JOB: Count the lines below that contain the word "grippe", and give only that number.

DATASET EXTRACT:
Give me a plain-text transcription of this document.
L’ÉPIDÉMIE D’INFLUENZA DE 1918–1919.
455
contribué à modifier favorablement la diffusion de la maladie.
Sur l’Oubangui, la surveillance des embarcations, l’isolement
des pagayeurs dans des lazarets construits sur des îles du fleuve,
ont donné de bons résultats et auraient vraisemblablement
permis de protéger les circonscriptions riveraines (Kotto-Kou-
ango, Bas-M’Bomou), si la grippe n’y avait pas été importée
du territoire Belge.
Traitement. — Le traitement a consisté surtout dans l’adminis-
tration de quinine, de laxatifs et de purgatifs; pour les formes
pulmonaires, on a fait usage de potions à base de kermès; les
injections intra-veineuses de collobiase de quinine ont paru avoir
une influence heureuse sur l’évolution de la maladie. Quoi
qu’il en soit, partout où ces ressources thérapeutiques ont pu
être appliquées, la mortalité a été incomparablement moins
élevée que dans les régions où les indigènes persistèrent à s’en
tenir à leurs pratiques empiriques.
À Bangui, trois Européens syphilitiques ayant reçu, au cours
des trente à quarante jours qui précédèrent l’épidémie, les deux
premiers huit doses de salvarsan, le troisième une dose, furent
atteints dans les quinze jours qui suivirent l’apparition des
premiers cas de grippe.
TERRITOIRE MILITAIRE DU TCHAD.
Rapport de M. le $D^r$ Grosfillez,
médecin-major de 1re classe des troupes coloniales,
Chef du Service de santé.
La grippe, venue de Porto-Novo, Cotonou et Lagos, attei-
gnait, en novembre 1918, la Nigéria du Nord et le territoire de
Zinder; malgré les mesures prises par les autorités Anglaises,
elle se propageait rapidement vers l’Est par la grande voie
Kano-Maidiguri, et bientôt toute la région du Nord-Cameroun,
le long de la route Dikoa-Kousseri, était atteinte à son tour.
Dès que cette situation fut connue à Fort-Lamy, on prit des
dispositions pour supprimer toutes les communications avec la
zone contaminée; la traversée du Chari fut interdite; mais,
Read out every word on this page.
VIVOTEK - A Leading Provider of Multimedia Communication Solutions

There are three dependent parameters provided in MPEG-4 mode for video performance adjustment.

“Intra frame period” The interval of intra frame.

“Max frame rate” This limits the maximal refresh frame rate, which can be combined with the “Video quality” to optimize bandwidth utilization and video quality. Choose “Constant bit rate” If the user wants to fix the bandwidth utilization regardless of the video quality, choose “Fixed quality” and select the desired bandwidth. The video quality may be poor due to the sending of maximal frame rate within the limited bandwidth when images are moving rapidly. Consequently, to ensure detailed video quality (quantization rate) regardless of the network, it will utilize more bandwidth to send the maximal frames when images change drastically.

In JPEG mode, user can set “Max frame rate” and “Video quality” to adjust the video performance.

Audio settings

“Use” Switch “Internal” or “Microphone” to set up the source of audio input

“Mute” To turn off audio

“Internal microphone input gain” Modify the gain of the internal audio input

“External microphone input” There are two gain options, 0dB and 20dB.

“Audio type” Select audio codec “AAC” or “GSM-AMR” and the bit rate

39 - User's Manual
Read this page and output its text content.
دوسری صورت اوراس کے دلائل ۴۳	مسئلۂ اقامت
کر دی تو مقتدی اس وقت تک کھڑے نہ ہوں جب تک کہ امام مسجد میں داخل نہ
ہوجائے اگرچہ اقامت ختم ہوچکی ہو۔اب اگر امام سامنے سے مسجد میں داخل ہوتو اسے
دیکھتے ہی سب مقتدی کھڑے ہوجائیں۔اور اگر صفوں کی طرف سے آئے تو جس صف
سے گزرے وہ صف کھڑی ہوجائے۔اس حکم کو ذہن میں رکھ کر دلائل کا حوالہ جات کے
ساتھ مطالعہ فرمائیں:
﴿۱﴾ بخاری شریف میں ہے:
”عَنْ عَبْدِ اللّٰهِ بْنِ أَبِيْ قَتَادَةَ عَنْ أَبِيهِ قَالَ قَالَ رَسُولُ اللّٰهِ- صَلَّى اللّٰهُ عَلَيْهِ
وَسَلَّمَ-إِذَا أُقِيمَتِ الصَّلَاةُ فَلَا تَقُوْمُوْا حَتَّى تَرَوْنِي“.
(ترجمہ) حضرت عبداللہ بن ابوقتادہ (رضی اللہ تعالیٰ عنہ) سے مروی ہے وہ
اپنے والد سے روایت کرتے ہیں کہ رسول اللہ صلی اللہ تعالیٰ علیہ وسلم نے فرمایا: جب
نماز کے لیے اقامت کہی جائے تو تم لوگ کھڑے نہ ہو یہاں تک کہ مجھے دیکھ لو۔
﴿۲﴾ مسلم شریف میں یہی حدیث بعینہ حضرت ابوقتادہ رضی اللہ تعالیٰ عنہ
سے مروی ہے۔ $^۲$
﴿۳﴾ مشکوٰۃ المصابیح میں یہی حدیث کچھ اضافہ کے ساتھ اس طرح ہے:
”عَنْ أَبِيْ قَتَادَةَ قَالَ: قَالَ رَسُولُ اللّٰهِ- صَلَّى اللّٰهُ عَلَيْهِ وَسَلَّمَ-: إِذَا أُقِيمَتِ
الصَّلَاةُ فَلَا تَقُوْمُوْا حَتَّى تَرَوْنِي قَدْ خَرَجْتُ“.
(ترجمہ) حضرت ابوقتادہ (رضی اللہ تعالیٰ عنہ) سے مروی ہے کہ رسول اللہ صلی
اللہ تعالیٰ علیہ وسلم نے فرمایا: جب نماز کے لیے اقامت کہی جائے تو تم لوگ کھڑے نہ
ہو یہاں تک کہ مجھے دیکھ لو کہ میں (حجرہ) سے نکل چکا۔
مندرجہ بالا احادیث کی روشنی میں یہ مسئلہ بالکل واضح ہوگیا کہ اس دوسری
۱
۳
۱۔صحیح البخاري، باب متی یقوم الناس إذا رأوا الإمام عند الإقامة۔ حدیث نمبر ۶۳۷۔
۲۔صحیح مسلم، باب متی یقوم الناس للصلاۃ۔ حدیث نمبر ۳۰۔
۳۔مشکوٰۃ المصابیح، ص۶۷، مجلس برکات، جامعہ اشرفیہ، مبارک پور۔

TASK RESULT: 3